Data listing
⟨

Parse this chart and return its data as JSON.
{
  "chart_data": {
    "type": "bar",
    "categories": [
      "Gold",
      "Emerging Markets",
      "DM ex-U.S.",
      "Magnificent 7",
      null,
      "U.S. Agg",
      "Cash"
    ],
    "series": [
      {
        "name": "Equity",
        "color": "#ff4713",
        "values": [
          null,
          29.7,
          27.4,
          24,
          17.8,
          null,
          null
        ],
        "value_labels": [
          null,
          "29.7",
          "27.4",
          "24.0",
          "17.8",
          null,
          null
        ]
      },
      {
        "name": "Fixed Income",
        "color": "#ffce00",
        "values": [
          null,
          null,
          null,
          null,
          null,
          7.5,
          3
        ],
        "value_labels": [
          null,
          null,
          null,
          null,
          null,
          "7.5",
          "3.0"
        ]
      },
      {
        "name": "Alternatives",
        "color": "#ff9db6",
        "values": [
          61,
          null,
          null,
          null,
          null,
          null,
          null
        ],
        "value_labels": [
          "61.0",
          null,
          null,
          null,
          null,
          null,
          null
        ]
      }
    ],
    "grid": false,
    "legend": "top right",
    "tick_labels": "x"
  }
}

⟩

- Direction: Gather and copy every line of the data in which the string "name" is found.

- Final result:
        "name": "Equity",
        "name": "Fixed Income",
        "name": "Alternatives",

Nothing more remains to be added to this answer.